• _AIM_
Transcribe each line of the records below exactly, excluding any embedded images.

______

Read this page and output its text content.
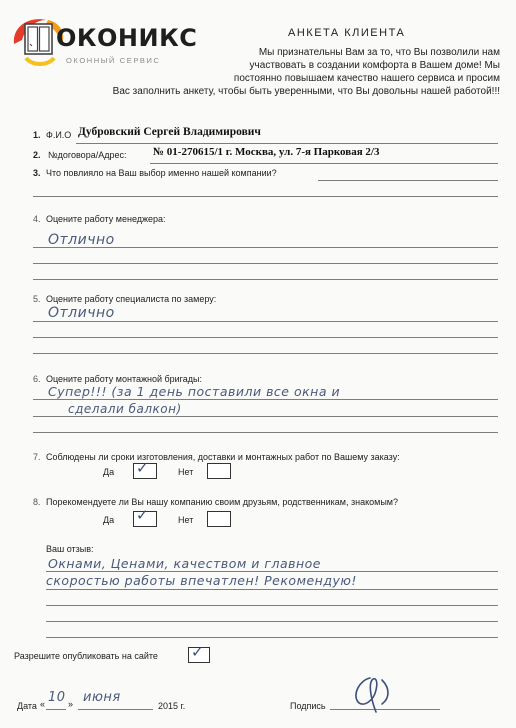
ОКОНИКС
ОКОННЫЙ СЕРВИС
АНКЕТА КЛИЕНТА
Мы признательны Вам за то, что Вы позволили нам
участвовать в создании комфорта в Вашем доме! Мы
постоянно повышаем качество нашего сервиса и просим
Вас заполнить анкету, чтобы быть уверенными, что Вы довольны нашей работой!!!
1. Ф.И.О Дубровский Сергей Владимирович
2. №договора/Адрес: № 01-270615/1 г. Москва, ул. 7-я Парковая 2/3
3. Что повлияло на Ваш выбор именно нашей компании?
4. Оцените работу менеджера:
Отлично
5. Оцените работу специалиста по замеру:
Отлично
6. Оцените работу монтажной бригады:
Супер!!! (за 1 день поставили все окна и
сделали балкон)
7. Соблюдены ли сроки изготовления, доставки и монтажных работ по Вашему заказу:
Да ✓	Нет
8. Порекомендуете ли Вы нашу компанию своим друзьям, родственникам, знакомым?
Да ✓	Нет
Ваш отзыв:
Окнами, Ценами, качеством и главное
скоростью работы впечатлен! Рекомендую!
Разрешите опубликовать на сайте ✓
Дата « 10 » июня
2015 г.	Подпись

______

• _TASK ANSWER_
Read this page and output its text content.
ОКОНИКС
ОКОННЫЙ СЕРВИС
АНКЕТА КЛИЕНТА
Мы признательны Вам за то, что Вы позволили нам
участвовать в создании комфорта в Вашем доме! Мы
постоянно повышаем качество нашего сервиса и просим
Вас заполнить анкету, чтобы быть уверенными, что Вы довольны нашей работой!!!
1. Ф.И.О Дубровский Сергей Владимирович
2. №договора/Адрес: № 01-270615/1 г. Москва, ул. 7-я Парковая 2/3
3. Что повлияло на Ваш выбор именно нашей компании?
4. Оцените работу менеджера:
Отлично
5. Оцените работу специалиста по замеру:
Отлично
6. Оцените работу монтажной бригады:
Супер!!! (за 1 день поставили все окна и
сделали балкон)
7. Соблюдены ли сроки изготовления, доставки и монтажных работ по Вашему заказу:
Да ✓	Нет
8. Порекомендуете ли Вы нашу компанию своим друзьям, родственникам, знакомым?
Да ✓	Нет
Ваш отзыв:
Окнами, Ценами, качеством и главное
скоростью работы впечатлен! Рекомендую!
Разрешите опубликовать на сайте ✓
Дата « 10 » июня
2015 г.	Подпись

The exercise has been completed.